> [Exercise details]: Find the lines with the string "text" and return them.
#### Exercise inputs
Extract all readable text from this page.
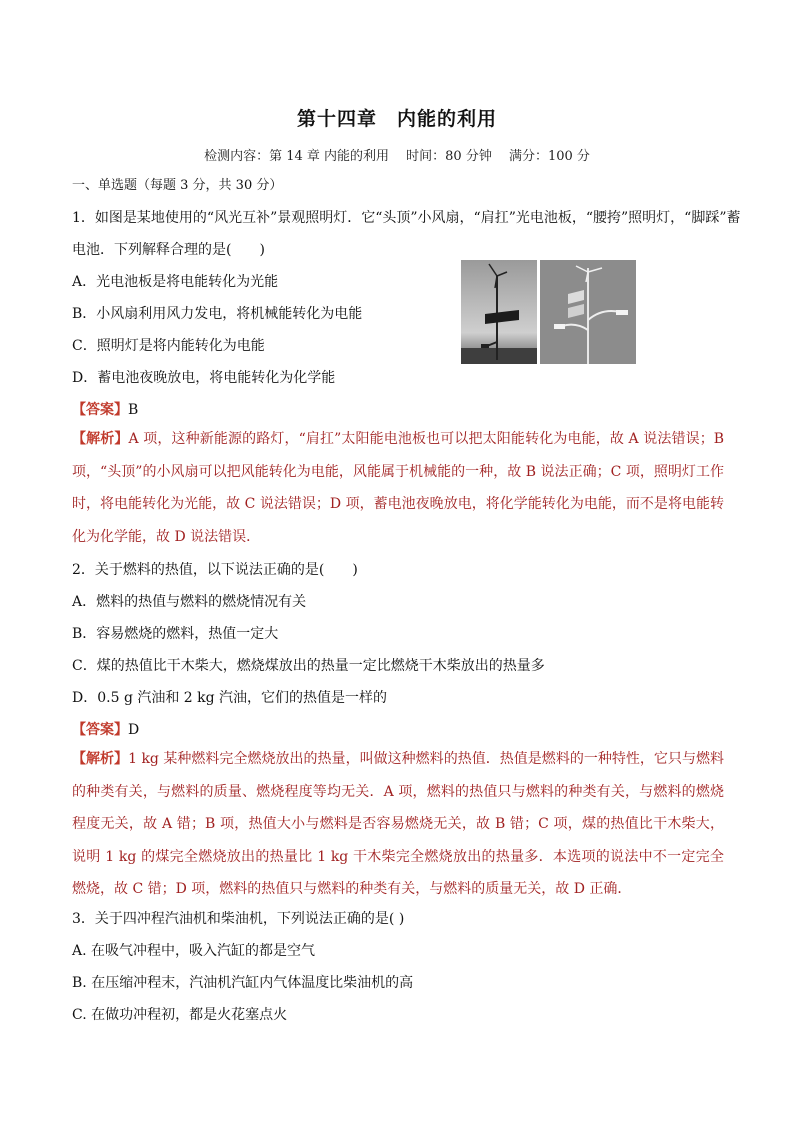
第十四章　内能的利用
检测内容：第 14 章 内能的利用　 时间：80 分钟　 满分：100 分
一、单选题（每题 3 分，共 30 分）
1．如图是某地使用的“风光互补”景观照明灯．它“头顶”小风扇，“肩扛”光电池板，“腰挎”照明灯，“脚踩”蓄
电池．下列解释合理的是(　　)
A．光电池板是将电能转化为光能
B．小风扇利用风力发电，将机械能转化为电能
C．照明灯是将内能转化为电能
D．蓄电池夜晚放电，将电能转化为化学能
【答案】B
【解析】A 项，这种新能源的路灯，“肩扛”太阳能电池板也可以把太阳能转化为电能，故 A 说法错误；B 项，“头顶”的小风扇可以把风能转化为电能，风能属于机械能的一种，故 B 说法正确；C 项，照明灯工作时，将电能转化为光能，故 C 说法错误；D 项，蓄电池夜晚放电，将化学能转化为电能，而不是将电能转化为化学能，故 D 说法错误．
2．关于燃料的热值，以下说法正确的是(　　)
A．燃料的热值与燃料的燃烧情况有关
B．容易燃烧的燃料，热值一定大
C．煤的热值比干木柴大，燃烧煤放出的热量一定比燃烧干木柴放出的热量多
D．0.5 g 汽油和 2 kg 汽油，它们的热值是一样的
【答案】D
【解析】1 kg 某种燃料完全燃烧放出的热量，叫做这种燃料的热值．热值是燃料的一种特性，它只与燃料的种类有关，与燃料的质量、燃烧程度等均无关．A 项，燃料的热值只与燃料的种类有关，与燃料的燃烧程度无关，故 A 错；B 项，热值大小与燃料是否容易燃烧无关，故 B 错；C 项，煤的热值比干木柴大，说明 1 kg 的煤完全燃烧放出的热量比 1 kg 干木柴完全燃烧放出的热量多．本选项的说法中不一定完全燃烧，故 C 错；D 项，燃料的热值只与燃料的种类有关，与燃料的质量无关，故 D 正确．
3．关于四冲程汽油机和柴油机，下列说法正确的是( )
A. 在吸气冲程中，吸入汽缸的都是空气
B. 在压缩冲程末，汽油机汽缸内气体温度比柴油机的高
C. 在做功冲程初，都是火花塞点火
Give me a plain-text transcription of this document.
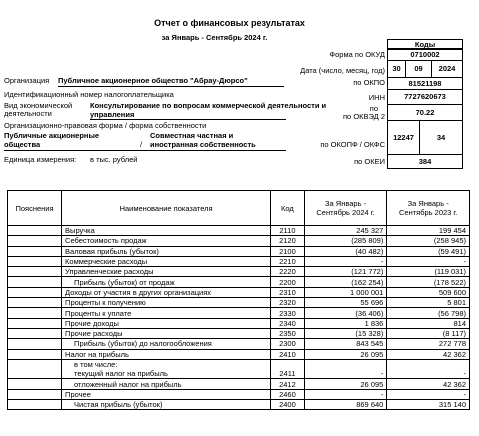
Отчет о финансовых результатах
за Январь - Сентябрь 2024 г.
Коды
Форма по ОКУД	0710002
Дата (число, месяц, год) 30	09	2024
Организация Публичное акционерное общество "Абрау-Дюрсо"	по ОКПО	81521198
Идентификационный номер налогоплательщика	ИНН	7727620673
Вид экономической
деятельности
Консультирование по вопросам коммерческой деятельности и
управления	по ОКВЭД 2
по	70.22
Организационно-правовая форма / форма собственности
Публичные акционерные
общества	/
Совместная частная и
иностранная собственность	по ОКОПФ / ОКФС
12247	34
Единица измерения: в тыс. рублей	по ОКЕИ	384
Пояснения	Наименование показателя	Код	За Январь - Сентябрь 2024 г.	За Январь - Сентябрь 2023 г.
	Выручка	2110	245 327	199 454
	Себестоимость продаж	2120	(285 809)	(258 945)
	Валовая прибыль (убыток)	2100	(40 482)	(59 491)
	Коммерческие расходы	2210	-	-
	Управленческие расходы	2220	(121 772)	(119 031)
	Прибыль (убыток) от продаж	2200	(162 254)	(178 522)
	Доходы от участия в других организациях	2310	1 000 001	509 600
	Проценты к получению	2320	55 696	5 801
	Проценты к уплате	2330	(36 406)	(56 798)
	Прочие доходы	2340	1 836	814
	Прочие расходы	2350	(15 328)	(8 117)
	Прибыль (убыток) до налогообложения	2300	843 545	272 778
	Налог на прибыль	2410	26 095	42 362
	в том числе:			
	текущий налог на прибыль	2411	-	-
	отложенный налог на прибыль	2412	26 095	42 362
	Прочее	2460	-	-
	Чистая прибыль (убыток)	2400	869 640	315 140
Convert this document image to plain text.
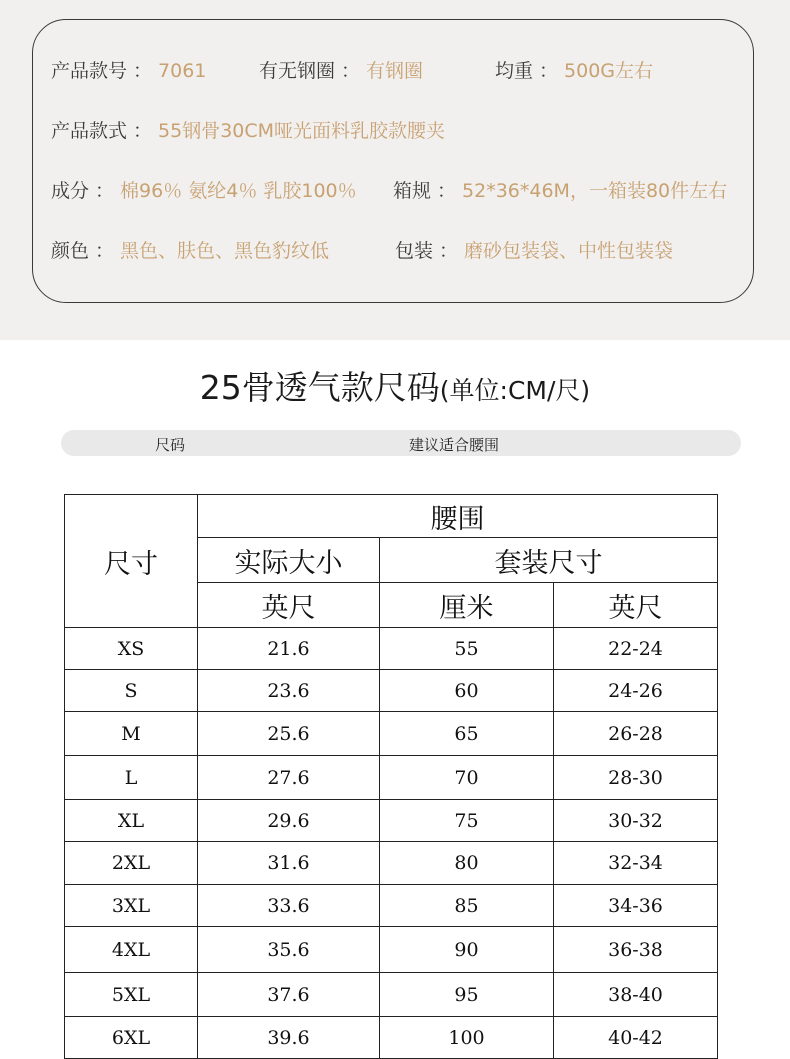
产品款号 ： 7061	有无钢圈 ： 有钢圈	均重 ： 500G左右
产品款式 ： 55钢骨30CM哑光面料乳胶款腰夹
成分 ： 棉96％ 氨纶4％ 乳胶100％ 箱规 ： 52*36*46M，一箱装80件左右
颜色 ： 黑色、肤色、黑色豹纹低	包装 ： 磨砂包装袋、中性包装袋
25骨透气款尺码(单位:CM/尺)
尺码	建议适合腰围
尺寸	腰围		
	实际大小	套装尺寸	
	英尺	厘米	英尺
XS	21.6	55	22-24
S	23.6	60	24-26
M	25.6	65	26-28
L	27.6	70	28-30
XL	29.6	75	30-32
2XL	31.6	80	32-34
3XL	33.6	85	34-36
4XL	35.6	90	36-38
5XL	37.6	95	38-40
6XL	39.6	100	40-42
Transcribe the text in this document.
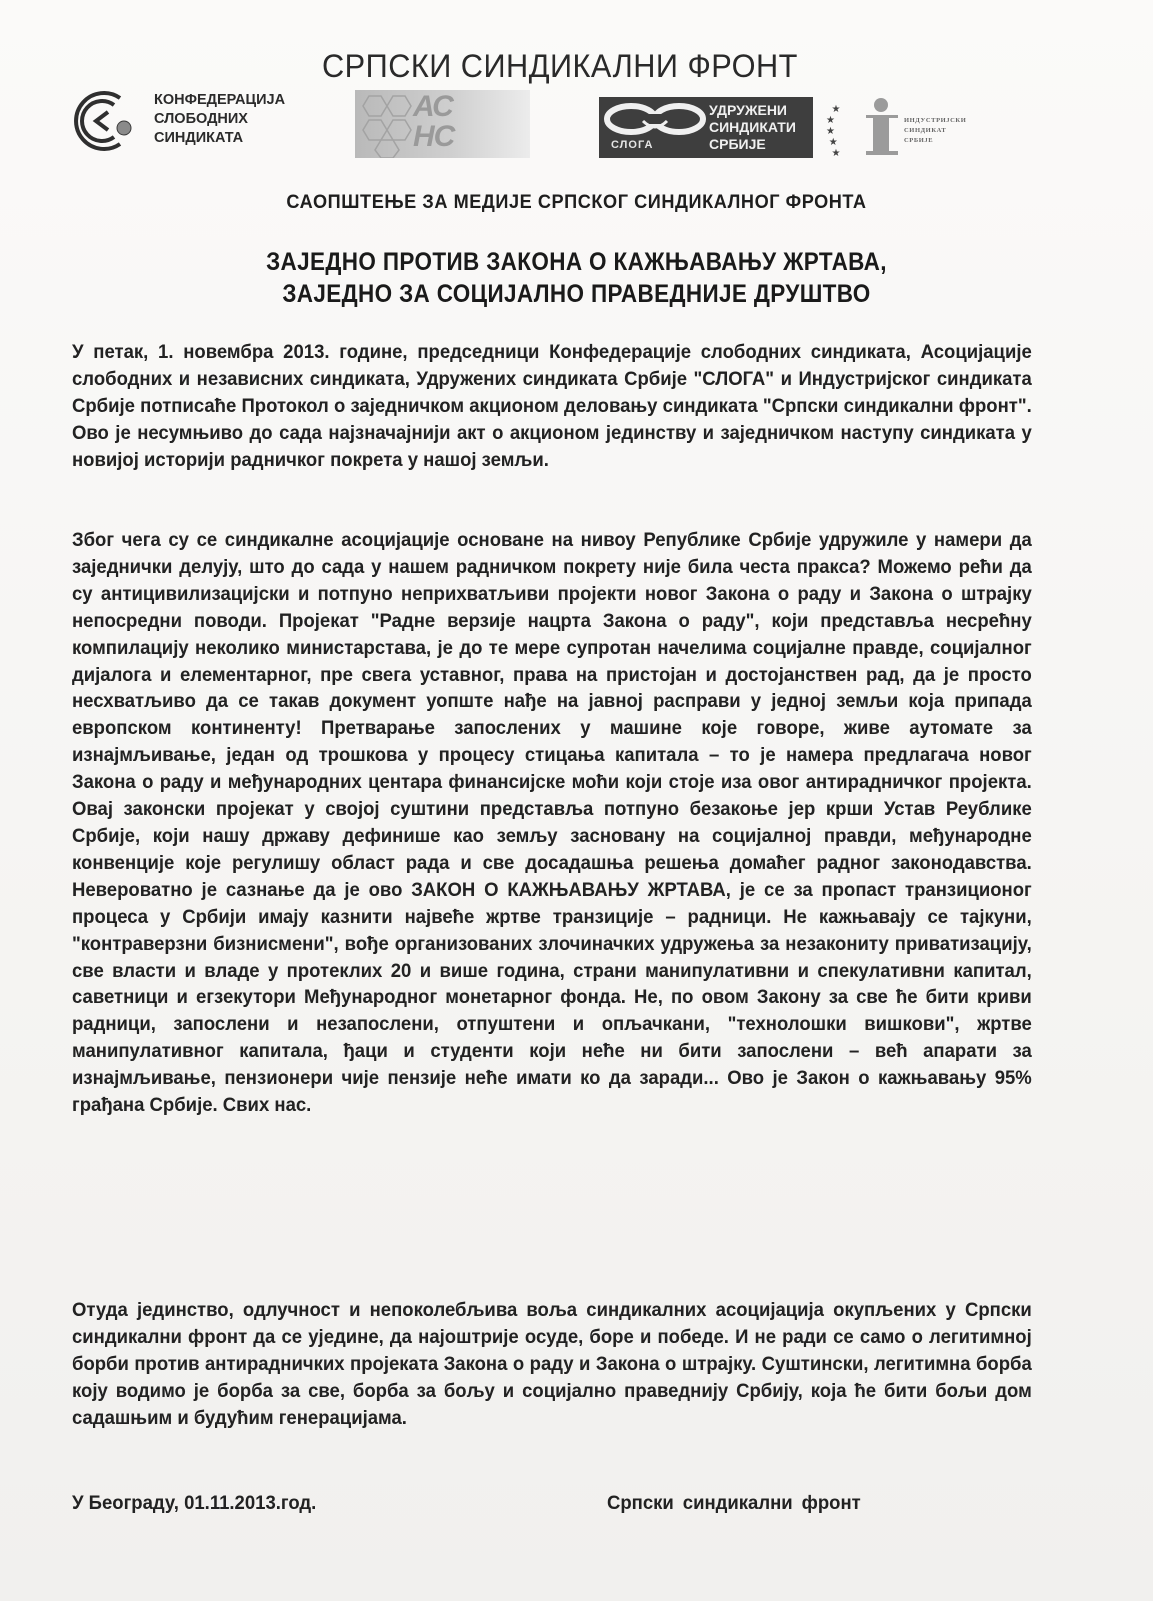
СРПСКИ СИНДИКАЛНИ ФРОНТ
КОНФЕДЕРАЦИЈА
СЛОБОДНИХ
СИНДИКАТА
АС
НС	СЛОГА
УДРУЖЕНИ
СИНДИКАТИ
СРБИЈЕ
★
★
★
★
★
ИНДУСТРИЈСКИ
СИНДИКАТ
СРБИЈЕ
САОПШТЕЊЕ ЗА МЕДИЈЕ СРПСКОГ СИНДИКАЛНОГ ФРОНТА
ЗАЈЕДНО ПРОТИВ ЗАКОНА О КАЖЊАВАЊУ ЖРТАВА,
ЗАЈЕДНО ЗА СОЦИЈАЛНО ПРАВЕДНИЈЕ ДРУШТВО

У петак, 1. новембра 2013. године, председници Конфедерације слободних синдиката, Асоцијације слободних и независних синдиката, Удружених синдиката Србије "СЛОГА" и Индустријског синдиката Србије потписаће Протокол о заједничком акционом деловању синдиката "Српски синдикални фронт". Ово је несумњиво до сада најзначајнији акт о акционом јединству и заједничком наступу синдиката у новијој историји радничког покрета у нашој земљи.

Због чега су се синдикалне асоцијације основане на нивоу Републике Србије удружиле у намери да заједнички делују, што до сада у нашем радничком покрету није била честа пракса? Можемо рећи да су антицивилизацијски и потпуно неприхватљиви пројекти новог Закона о раду и Закона о штрајку непосредни поводи. Пројекат "Радне верзије нацрта Закона о раду", који представља несрећну компилацију неколико министарстава, је до те мере супротан начелима социјалне правде, социјалног дијалога и елементарног, пре свега уставног, права на пристојан и достојанствен рад, да је просто несхватљиво да се такав документ уопште нађе на јавној расправи у једној земљи која припада европском континенту! Претварање запослених у машине које говоре, живе аутомате за изнајмљивање, један од трошкова у процесу стицања капитала – то је намера предлагача новог Закона о раду и међународних центара финансијске моћи који стоје иза овог антирадничког пројекта. Овај законски пројекат у својој суштини представља потпуно безакоње јер крши Устав Реублике Србије, који нашу државу дефинише као земљу засновану на социјалној правди, међународне конвенције које регулишу област рада и све досадашња решења домаћег радног законодавства. Невероватно је сазнање да је ово ЗАКОН О КАЖЊАВАЊУ ЖРТАВА, је се за пропаст транзиционог процеса у Србији имају казнити највеће жртве транзиције – радници. Не кажњавају се тајкуни, "контраверзни бизнисмени", вође организованих злочиначких удружења за незакониту приватизацију, све власти и владе у протеклих 20 и више година, страни манипулативни и спекулативни капитал, саветници и егзекутори Међународног монетарног фонда. Не, по овом Закону за све ће бити криви радници, запослени и незапослени, отпуштени и опљачкани, "технолошки вишкови", жртве манипулативног капитала, ђаци и студенти који неће ни бити запослени – већ апарати за изнајмљивање, пензионери чије пензије неће имати ко да заради... Ово је Закон о кажњавању 95% грађана Србије. Свих нас.

Отуда јединство, одлучност и непоколебљива воља синдикалних асоцијација окупљених у Српски синдикални фронт да се уједине, да најоштрије осуде, боре и победе. И не ради се само о легитимној борби против антирадничких пројеката Закона о раду и Закона о штрајку. Суштински, легитимна борба коју водимо је борба за све, борба за бољу и социјално праведнију Србију, која ће бити бољи дом садашњим и будућим генерацијама.

У Београду, 01.11.2013.год.	Српски синдикални фронт
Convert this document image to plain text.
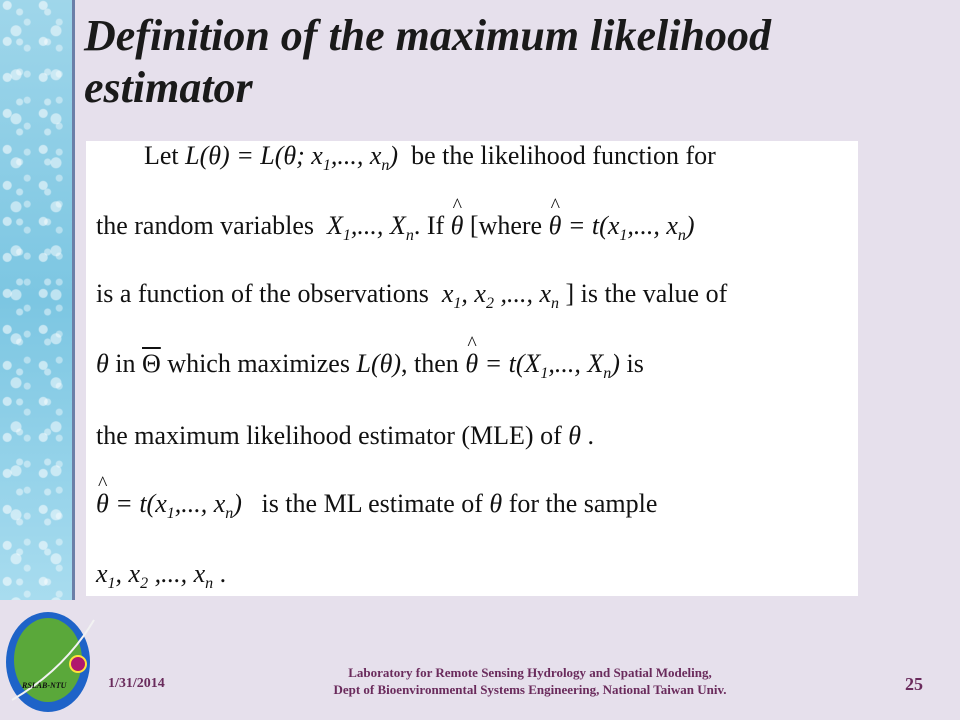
Definition of the maximum likelihood estimator
Let L(θ) = L(θ; $x_1$,..., $x_n$) be the likelihood function for
the random variables  $X_1$,..., $X_n$. If ^ θ [where ^ $\theta = t(x_1$,..., $x_n$)
is a function of the observations  $x_1$, $x_2$ ,..., $x_n$ ] is the value of
θ in $\overline{\Theta}$ which maximizes L(θ), then ^ $\theta = t(X_1$,..., $X_n$) is
the maximum likelihood estimator (MLE) of θ .
^ $\theta = t(x_1$,..., $x_n$)   is the ML estimate of θ for the sample
$x_1$, $x_2$ ,..., $x_n$ .
RSLAB-NTU	1/31/2014
Laboratory for Remote Sensing Hydrology and Spatial Modeling,
Dept of Bioenvironmental Systems Engineering, National Taiwan Univ.	25
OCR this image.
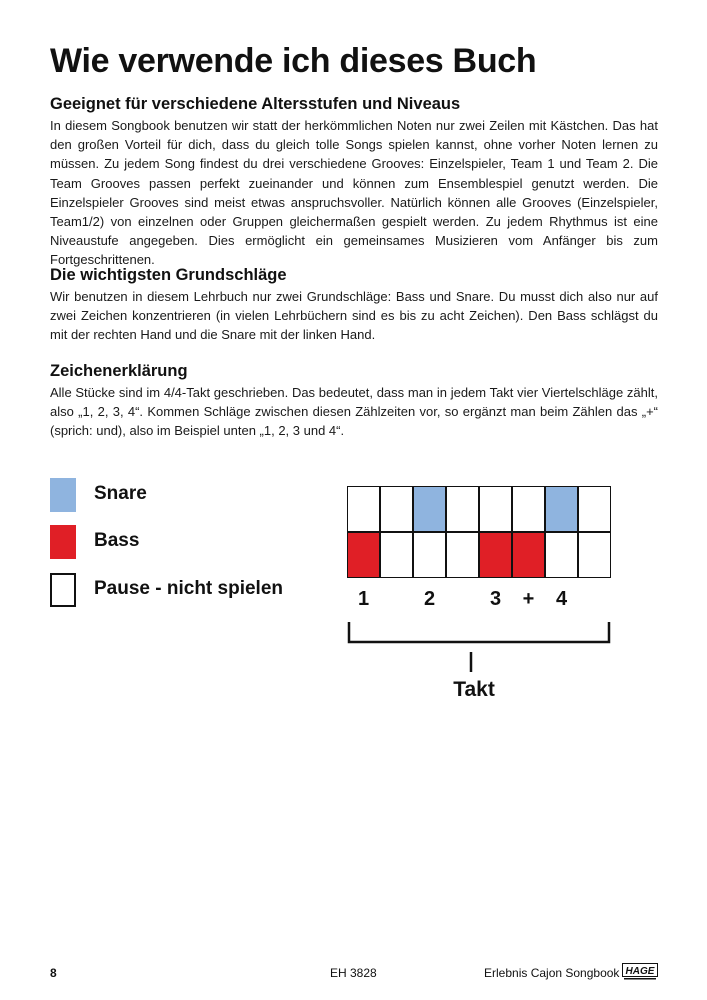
Wie verwende ich dieses Buch
Geeignet für verschiedene Altersstufen und Niveaus

In diesem Songbook benutzen wir statt der herkömmlichen Noten nur zwei Zeilen mit Kästchen. Das hat den großen Vorteil für dich, dass du gleich tolle Songs spielen kannst, ohne vorher Noten lernen zu müssen. Zu jedem Song findest du drei verschiedene Grooves: Einzelspieler, Team 1 und Team 2. Die Team Grooves passen perfekt zueinander und können zum Ensemblespiel genutzt werden. Die Einzelspieler Grooves sind meist etwas anspruchsvoller. Natürlich können alle Grooves (Einzelspieler, Team1/2) von einzelnen oder Gruppen gleichermaßen gespielt werden. Zu jedem Rhythmus ist eine Niveaustufe angegeben. Dies ermöglicht ein gemeinsames Musizieren vom Anfänger bis zum Fortgeschrittenen.

Die wichtigsten Grundschläge

Wir benutzen in diesem Lehrbuch nur zwei Grundschläge: Bass und Snare. Du musst dich also nur auf zwei Zeichen konzentrieren (in vielen Lehrbüchern sind es bis zu acht Zeichen). Den Bass schlägst du mit der rechten Hand und die Snare mit der linken Hand.

Zeichenerklärung

Alle Stücke sind im 4/4-Takt geschrieben. Das bedeutet, dass man in jedem Takt vier Viertelschläge zählt, also „1, 2, 3, 4“. Kommen Schläge zwischen diesen Zählzeiten vor, so ergänzt man beim Zählen das „+“ (sprich: und), also im Beispiel unten „1, 2, 3 und 4“.

Snare
Bass
Pause - nicht spielen	1	2	3	+	4
Takt
8	EH 3828	Erlebnis Cajon Songbook HAGE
########
> [Answer to the task]:
Extract all readable text from this page.
Give me a plain-text transcription of this document.
Convert this document image to plain text.
Transcribe the text in this document.
Convert this document image to plain text.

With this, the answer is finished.